_Work to do:_ Count the lines below that contain the word "수집하고", and reply with that number alone.

_The records:_
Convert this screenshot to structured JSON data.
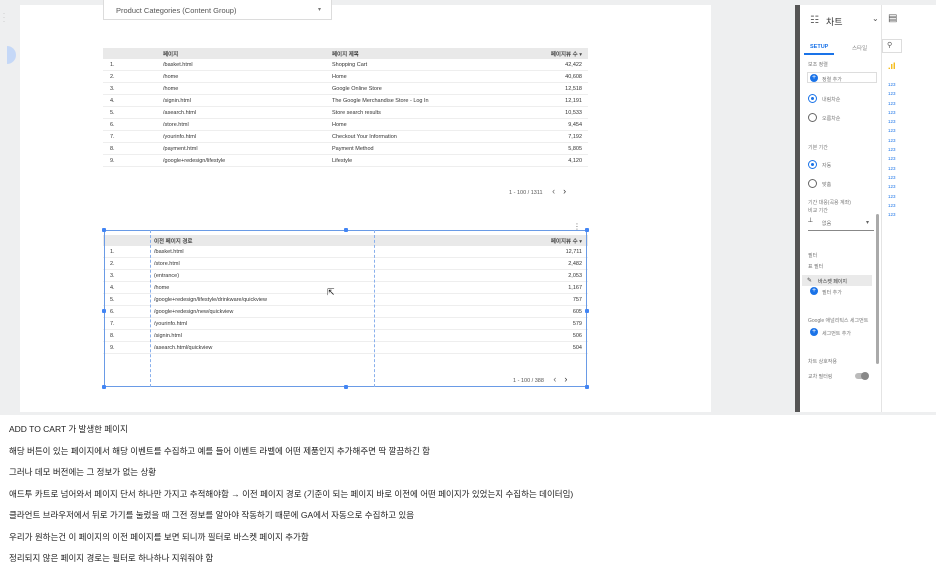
{
  "filter_control": {
    "label": "Product Categories (Content Group)"
  },
  "table1": {
    "headers": [
      "페이지",
      "페이지 제목",
      "페이지뷰 수 ▾"
    ],
    "rows": [
      [
        "1.",
        "/basket.html",
        "Shopping Cart",
        "42,422"
      ],
      [
        "2.",
        "/home",
        "Home",
        "40,608"
      ],
      [
        "3.",
        "/home",
        "Google Online Store",
        "12,518"
      ],
      [
        "4.",
        "/signin.html",
        "The Google Merchandise Store - Log In",
        "12,191"
      ],
      [
        "5.",
        "/asearch.html",
        "Store search results",
        "10,533"
      ],
      [
        "6.",
        "/store.html",
        "Home",
        "9,454"
      ],
      [
        "7.",
        "/yourinfo.html",
        "Checkout Your Information",
        "7,192"
      ],
      [
        "8.",
        "/payment.html",
        "Payment Method",
        "5,805"
      ],
      [
        "9.",
        "/google+redesign/lifestyle",
        "Lifestyle",
        "4,120"
      ]
    ],
    "pager": "1 - 100 / 1311"
  },
  "table2": {
    "headers": [
      "이전 페이지 경로",
      "페이지뷰 수 ▾"
    ],
    "rows": [
      [
        "1.",
        "/basket.html",
        "12,711"
      ],
      [
        "2.",
        "/store.html",
        "2,482"
      ],
      [
        "3.",
        "(entrance)",
        "2,053"
      ],
      [
        "4.",
        "/home",
        "1,167"
      ],
      [
        "5.",
        "/google+redesign/lifestyle/drinkware/quickview",
        "757"
      ],
      [
        "6.",
        "/google+redesign/new/quickview",
        "605"
      ],
      [
        "7.",
        "/yourinfo.html",
        "579"
      ],
      [
        "8.",
        "/signin.html",
        "506"
      ],
      [
        "9.",
        "/asearch.html/quickview",
        "504"
      ]
    ],
    "pager": "1 - 100 / 388"
  },
  "panel": {
    "title": "차트",
    "tabs": [
      "SETUP",
      "스타일"
    ],
    "sort_secondary": "보조 정렬",
    "add_sort": "정렬 추가",
    "ascending": "내림차순",
    "descending": "오름차순",
    "date_range": "기본 기간",
    "auto": "자동",
    "custom": "맞춤",
    "compare_label": "기간 대응(곡용 계좌)",
    "compare_sub": "비교 기간",
    "compare_value": "없음",
    "filter_title": "필터",
    "table_filter": "표 필터",
    "filter_chip": "바스켓 페이지",
    "add_filter": "필터 추가",
    "segment_title": "Google 애널리틱스 세그먼트",
    "add_segment": "세그먼트 추가",
    "interaction_title": "차트 상호작용",
    "cross_filter": "교차 필터링",
    "rail_items": [
      "123",
      "123",
      "123",
      "123",
      "123",
      "123",
      "123",
      "123",
      "123",
      "123",
      "123",
      "123",
      "123",
      "123",
      "123"
    ]
  },
  "notes": [
    "ADD TO CART 가 발생한 페이지",
    "해당 버튼이 있는 페이지에서 해당 이벤트를 수집하고 예를 들어 이벤트 라벨에 어떤 제품인지 추가해주면 딱 깔끔하긴 함",
    "그러나 데모 버전에는 그 정보가 없는 상황",
    "애드투 카트로 넘어와서 페이지 단서 하나만 가지고 추적해야함 → 이전 페이지 경로 (기준이 되는 페이지 바로 이전에 어떤 페이지가 있었는지 수집하는 데이터임)",
    "클라언트 브라우저에서 뒤로 가기를 눌렀을 때 그전 정보를 알아야 작동하기 때문에 GA에서 자동으로 수집하고 있음",
    "우리가 원하는건 이 페이지의 이전 페이지를 보면 되니까 필터로 바스켓 페이지 추가함",
    "정리되지 않은 페이지 경로는 필터로 하나하나 지워줘야 함"
  ]
}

_Result:_ 2